Start Provided records
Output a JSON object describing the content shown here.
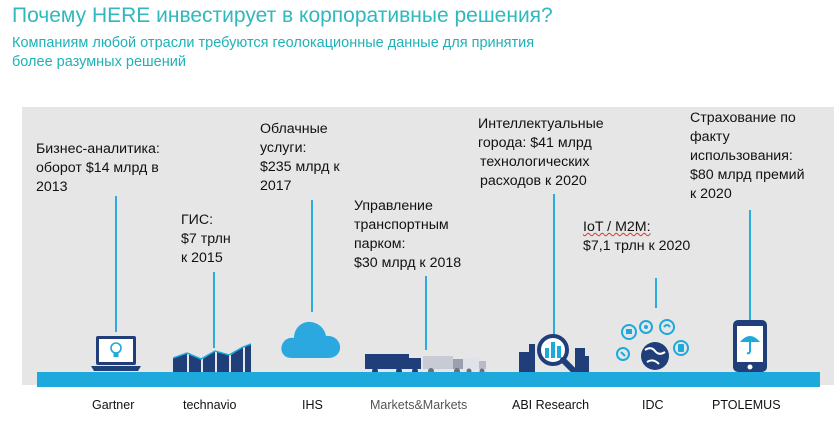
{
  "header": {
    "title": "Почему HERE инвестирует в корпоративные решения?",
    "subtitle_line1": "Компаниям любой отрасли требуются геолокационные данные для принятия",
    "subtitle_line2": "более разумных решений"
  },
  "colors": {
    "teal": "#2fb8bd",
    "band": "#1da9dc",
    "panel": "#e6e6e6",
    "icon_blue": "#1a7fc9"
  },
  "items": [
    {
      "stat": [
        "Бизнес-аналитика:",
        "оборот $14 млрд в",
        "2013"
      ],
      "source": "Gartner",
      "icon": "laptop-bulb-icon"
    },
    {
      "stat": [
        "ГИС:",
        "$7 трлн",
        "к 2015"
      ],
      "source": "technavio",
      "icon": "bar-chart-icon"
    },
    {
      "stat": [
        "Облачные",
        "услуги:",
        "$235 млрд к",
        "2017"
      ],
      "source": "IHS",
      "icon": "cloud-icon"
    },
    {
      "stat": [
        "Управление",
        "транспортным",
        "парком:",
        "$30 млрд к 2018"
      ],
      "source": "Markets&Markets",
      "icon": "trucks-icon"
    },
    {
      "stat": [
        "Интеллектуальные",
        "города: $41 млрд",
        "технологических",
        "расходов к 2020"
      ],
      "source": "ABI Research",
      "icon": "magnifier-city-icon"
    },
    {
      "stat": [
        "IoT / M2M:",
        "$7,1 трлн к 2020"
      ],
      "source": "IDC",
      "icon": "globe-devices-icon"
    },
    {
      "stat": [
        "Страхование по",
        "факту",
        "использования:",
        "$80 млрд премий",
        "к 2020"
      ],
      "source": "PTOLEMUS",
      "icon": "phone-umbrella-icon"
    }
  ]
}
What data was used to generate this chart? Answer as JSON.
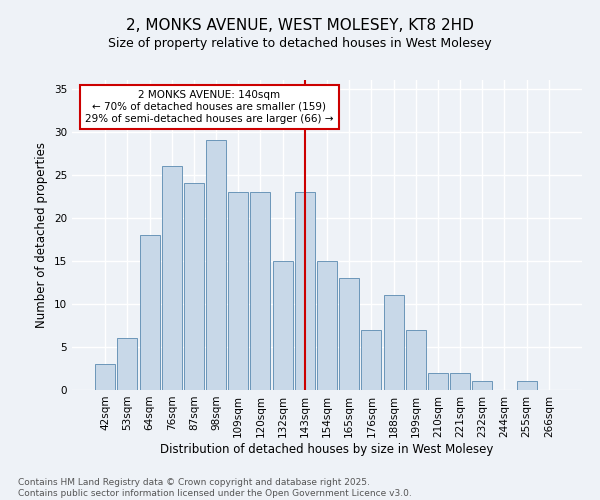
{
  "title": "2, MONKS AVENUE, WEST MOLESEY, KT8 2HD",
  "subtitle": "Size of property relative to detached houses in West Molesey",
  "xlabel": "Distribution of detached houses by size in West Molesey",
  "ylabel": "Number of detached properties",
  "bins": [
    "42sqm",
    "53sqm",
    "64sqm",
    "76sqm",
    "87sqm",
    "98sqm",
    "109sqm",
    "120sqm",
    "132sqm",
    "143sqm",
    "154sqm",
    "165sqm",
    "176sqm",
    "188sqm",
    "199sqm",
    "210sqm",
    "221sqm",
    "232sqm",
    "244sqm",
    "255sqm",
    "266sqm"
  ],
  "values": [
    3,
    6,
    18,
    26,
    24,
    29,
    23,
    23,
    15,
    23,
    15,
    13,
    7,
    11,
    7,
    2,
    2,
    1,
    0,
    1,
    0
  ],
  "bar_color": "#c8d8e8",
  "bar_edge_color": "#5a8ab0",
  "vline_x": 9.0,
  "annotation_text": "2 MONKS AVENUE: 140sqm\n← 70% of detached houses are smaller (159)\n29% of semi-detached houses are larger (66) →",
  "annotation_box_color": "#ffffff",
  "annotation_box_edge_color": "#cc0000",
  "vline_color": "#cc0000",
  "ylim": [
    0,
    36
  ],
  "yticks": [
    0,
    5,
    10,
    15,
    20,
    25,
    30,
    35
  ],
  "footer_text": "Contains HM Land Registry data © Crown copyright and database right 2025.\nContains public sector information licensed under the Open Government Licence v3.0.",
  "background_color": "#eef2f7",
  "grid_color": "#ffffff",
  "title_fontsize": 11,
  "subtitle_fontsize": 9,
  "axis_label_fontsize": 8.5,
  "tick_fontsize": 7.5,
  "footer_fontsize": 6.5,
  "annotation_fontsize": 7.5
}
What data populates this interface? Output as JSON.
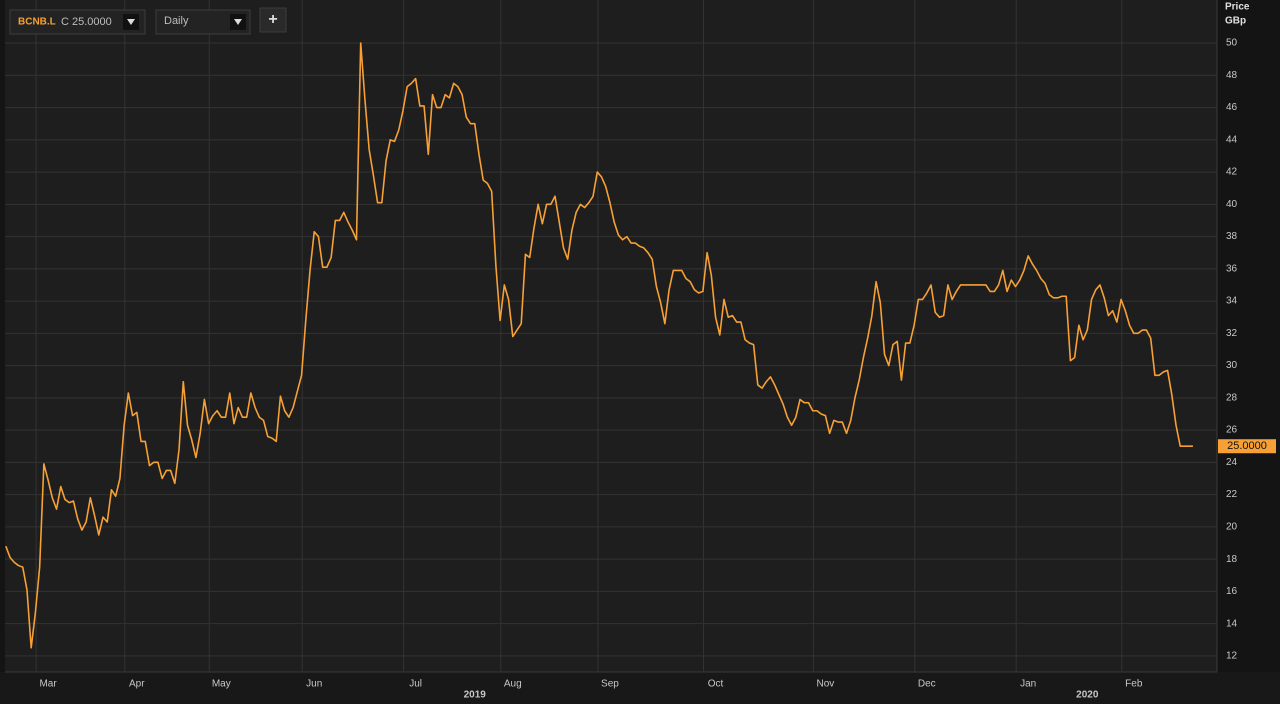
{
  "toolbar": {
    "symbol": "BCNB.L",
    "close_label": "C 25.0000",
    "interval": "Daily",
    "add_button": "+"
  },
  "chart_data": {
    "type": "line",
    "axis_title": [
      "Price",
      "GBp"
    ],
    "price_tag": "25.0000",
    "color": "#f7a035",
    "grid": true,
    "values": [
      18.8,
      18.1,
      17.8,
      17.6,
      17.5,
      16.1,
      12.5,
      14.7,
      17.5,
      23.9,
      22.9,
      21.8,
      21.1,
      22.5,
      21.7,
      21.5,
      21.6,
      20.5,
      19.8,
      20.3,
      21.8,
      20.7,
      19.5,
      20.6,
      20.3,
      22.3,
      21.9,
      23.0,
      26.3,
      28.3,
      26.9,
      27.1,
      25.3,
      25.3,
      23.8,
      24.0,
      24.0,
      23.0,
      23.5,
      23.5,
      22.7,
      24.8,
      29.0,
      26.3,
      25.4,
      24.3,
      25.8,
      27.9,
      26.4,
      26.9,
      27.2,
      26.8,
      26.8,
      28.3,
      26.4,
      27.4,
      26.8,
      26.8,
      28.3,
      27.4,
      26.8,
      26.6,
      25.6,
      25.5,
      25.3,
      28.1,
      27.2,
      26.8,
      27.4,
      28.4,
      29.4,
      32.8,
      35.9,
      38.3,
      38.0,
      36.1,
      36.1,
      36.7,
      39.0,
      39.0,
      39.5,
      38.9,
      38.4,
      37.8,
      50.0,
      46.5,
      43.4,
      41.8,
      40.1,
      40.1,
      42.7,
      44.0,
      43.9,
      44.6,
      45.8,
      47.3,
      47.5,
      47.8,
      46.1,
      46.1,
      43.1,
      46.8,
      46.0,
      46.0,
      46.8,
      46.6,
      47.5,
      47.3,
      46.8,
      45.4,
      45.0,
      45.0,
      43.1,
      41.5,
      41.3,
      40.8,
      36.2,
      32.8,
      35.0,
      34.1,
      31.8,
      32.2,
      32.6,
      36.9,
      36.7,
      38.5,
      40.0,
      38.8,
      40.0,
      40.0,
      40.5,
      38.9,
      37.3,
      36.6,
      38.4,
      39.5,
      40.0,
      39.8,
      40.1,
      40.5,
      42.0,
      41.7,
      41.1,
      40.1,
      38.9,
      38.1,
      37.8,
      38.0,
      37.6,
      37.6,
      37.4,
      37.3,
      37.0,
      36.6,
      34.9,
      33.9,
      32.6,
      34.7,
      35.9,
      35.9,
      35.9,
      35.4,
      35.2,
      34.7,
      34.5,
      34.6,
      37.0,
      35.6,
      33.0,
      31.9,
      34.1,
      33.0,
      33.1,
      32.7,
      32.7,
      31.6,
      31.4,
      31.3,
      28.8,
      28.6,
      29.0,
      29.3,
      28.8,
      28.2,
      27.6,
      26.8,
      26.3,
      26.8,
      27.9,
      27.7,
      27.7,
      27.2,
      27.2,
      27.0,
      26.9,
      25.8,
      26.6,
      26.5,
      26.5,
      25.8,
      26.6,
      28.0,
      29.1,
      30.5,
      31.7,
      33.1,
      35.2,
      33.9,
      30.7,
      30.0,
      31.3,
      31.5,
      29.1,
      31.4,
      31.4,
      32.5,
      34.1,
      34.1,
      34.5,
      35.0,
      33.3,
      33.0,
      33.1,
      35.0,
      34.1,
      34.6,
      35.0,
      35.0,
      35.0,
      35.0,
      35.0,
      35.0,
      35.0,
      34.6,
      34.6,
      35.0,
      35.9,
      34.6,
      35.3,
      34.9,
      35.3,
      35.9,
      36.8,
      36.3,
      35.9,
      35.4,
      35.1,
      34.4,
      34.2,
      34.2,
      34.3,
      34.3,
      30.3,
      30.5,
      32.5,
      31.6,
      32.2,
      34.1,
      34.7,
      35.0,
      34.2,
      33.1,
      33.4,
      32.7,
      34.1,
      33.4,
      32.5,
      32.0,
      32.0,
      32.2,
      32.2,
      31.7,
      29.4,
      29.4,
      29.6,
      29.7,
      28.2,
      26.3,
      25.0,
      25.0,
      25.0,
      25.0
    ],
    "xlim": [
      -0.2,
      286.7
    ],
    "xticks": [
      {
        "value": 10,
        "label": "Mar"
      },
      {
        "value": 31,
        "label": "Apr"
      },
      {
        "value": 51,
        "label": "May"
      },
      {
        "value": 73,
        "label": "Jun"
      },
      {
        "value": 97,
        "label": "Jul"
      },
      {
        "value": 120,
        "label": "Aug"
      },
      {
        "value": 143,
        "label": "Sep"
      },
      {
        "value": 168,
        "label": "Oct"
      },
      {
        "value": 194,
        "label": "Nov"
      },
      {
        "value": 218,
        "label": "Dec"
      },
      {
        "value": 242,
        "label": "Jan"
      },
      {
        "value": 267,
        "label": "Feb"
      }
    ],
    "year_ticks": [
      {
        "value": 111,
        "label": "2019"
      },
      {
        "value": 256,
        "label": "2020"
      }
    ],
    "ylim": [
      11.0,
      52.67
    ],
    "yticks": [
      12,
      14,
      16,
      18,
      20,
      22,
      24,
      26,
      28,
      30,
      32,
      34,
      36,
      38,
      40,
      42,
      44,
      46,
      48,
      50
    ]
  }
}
End Provided records
What to produce - Determine how many lines contain the word "MONKS" and reply with that number alone.

Exercise answer - 2